* What you need to do: Every line that contains the word "hololive" should be copied.

* Records shown:

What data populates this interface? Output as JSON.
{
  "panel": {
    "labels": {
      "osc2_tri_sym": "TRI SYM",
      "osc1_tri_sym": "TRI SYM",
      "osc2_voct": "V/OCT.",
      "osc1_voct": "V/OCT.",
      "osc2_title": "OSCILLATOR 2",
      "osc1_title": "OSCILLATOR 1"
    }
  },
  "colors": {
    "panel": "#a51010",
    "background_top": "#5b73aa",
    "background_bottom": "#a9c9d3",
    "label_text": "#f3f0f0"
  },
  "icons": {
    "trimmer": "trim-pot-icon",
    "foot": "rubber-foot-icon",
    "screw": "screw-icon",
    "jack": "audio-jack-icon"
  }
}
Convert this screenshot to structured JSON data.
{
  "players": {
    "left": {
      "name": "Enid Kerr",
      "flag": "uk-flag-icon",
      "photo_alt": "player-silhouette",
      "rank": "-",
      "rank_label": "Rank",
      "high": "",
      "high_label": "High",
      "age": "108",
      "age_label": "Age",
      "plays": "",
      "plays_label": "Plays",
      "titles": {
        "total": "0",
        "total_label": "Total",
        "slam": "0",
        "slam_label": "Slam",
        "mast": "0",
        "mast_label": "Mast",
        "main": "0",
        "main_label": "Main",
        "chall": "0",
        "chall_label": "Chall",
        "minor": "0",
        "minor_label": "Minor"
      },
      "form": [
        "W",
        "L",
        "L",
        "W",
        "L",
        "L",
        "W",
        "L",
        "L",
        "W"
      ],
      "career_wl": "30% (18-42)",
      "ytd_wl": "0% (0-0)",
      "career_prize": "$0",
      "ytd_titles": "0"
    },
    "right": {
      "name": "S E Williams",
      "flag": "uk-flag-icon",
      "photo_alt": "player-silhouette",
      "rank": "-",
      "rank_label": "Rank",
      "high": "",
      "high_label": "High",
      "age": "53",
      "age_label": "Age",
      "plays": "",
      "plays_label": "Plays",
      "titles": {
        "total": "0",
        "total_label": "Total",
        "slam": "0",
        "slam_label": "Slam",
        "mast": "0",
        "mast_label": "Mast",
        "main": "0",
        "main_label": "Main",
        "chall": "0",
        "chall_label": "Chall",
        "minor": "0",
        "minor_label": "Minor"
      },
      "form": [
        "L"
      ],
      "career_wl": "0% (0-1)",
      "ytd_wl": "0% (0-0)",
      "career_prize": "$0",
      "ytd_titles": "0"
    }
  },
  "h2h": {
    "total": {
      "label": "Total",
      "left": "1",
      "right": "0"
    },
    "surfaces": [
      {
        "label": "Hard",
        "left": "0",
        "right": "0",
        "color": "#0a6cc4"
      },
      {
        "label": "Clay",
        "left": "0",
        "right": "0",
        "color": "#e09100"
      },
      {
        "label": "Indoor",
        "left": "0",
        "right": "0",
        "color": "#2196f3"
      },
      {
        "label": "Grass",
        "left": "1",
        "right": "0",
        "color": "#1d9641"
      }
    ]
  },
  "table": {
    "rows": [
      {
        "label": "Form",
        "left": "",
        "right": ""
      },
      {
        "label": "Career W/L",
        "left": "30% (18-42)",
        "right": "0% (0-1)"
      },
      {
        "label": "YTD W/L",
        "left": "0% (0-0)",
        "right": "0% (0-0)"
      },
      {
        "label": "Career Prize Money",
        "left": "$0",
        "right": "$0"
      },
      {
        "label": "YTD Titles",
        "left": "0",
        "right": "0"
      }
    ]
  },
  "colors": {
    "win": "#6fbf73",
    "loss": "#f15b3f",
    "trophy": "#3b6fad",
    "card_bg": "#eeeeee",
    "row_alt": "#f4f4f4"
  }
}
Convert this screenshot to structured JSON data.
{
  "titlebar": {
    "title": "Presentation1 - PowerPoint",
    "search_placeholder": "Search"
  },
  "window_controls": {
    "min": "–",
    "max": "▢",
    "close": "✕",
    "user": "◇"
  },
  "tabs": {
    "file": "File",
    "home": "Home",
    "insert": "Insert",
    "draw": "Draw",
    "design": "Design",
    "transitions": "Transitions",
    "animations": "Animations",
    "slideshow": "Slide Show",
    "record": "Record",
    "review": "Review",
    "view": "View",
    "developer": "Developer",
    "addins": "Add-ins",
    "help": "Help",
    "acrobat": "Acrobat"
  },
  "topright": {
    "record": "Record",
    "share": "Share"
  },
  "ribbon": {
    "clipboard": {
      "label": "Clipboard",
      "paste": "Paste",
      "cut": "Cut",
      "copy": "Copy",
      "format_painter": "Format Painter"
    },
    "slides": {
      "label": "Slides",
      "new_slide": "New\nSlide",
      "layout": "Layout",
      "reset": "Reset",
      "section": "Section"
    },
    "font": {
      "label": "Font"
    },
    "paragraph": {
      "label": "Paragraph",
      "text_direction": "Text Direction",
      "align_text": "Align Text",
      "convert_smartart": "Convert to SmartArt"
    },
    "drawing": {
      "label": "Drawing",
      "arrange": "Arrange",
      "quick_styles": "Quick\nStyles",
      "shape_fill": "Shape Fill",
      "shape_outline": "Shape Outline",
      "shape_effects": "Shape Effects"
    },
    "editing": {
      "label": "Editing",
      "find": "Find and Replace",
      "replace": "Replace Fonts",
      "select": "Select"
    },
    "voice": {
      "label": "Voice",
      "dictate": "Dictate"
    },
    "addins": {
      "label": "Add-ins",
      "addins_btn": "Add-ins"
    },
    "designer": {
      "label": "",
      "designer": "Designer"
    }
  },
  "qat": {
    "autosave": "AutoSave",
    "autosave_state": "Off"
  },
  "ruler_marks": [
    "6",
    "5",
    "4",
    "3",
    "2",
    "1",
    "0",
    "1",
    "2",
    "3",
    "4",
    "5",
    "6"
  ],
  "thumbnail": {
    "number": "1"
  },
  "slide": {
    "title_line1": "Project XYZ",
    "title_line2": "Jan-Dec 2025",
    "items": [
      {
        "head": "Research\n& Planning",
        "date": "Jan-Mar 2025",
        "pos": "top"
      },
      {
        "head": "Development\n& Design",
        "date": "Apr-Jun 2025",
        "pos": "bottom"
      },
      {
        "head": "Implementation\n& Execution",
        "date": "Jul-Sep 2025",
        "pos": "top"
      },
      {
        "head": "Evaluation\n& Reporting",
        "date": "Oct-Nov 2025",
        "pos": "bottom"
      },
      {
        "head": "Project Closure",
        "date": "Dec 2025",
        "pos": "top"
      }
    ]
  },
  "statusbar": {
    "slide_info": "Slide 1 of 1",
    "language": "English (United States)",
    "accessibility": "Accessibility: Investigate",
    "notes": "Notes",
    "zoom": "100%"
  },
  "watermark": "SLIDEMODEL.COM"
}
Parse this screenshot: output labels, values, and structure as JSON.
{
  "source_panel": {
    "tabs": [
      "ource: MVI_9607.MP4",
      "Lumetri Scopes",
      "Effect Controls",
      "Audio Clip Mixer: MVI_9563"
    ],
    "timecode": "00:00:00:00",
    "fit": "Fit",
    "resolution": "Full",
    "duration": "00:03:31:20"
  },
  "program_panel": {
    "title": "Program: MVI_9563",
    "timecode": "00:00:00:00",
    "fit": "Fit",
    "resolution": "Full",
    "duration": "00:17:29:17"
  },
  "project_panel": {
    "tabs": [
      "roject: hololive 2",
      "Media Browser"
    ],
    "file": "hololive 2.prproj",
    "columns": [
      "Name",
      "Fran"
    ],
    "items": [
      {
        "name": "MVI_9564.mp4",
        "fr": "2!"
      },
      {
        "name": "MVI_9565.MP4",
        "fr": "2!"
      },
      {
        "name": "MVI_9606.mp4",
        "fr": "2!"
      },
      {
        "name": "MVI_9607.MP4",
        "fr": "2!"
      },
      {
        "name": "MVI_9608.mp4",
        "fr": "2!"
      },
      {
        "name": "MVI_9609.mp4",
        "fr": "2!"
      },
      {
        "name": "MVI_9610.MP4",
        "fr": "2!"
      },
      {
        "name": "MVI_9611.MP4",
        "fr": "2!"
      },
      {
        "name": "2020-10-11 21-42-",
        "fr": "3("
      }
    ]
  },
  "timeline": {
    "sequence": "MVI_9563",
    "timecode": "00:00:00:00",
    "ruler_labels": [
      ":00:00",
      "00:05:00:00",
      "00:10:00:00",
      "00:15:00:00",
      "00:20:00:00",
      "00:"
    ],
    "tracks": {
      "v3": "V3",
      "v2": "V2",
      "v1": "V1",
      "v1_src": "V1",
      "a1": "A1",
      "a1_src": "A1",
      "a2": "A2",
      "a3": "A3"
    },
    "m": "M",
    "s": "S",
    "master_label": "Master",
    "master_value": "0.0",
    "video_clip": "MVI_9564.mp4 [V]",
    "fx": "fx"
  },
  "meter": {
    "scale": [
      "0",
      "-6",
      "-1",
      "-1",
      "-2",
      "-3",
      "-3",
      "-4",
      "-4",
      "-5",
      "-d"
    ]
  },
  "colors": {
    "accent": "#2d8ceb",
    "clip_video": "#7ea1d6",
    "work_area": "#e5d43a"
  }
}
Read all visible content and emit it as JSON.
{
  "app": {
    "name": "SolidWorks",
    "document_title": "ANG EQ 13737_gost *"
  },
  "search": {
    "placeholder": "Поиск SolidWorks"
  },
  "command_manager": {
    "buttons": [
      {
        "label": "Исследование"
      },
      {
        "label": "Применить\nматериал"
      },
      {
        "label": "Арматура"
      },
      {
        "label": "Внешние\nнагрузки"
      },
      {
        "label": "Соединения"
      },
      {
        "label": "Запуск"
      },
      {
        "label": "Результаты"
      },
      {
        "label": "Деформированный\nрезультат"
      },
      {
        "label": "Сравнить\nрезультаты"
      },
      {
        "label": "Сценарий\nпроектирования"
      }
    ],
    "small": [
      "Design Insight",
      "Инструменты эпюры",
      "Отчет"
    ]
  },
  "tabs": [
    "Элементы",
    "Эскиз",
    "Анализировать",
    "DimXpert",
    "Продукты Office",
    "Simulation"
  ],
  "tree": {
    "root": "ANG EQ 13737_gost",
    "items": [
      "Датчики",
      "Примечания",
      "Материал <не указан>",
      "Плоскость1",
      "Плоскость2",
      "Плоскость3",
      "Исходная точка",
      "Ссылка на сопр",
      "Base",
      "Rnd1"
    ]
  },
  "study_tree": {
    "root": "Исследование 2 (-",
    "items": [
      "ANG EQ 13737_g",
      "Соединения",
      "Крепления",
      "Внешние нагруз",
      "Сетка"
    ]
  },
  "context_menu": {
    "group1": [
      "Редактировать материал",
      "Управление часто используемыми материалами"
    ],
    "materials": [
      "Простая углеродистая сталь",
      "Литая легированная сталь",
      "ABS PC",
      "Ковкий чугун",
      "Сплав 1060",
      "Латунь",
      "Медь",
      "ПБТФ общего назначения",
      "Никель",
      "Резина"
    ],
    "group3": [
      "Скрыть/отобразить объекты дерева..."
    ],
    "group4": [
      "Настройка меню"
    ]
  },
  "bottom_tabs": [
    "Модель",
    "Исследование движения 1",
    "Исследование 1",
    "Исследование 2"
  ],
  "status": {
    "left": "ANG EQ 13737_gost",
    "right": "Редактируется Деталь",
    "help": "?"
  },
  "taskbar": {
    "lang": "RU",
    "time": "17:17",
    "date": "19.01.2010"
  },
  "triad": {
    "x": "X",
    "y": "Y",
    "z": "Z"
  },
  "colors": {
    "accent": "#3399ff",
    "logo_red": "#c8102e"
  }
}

* Worked answer:
      "roject: hololive 2",
    "file": "hololive 2.prproj",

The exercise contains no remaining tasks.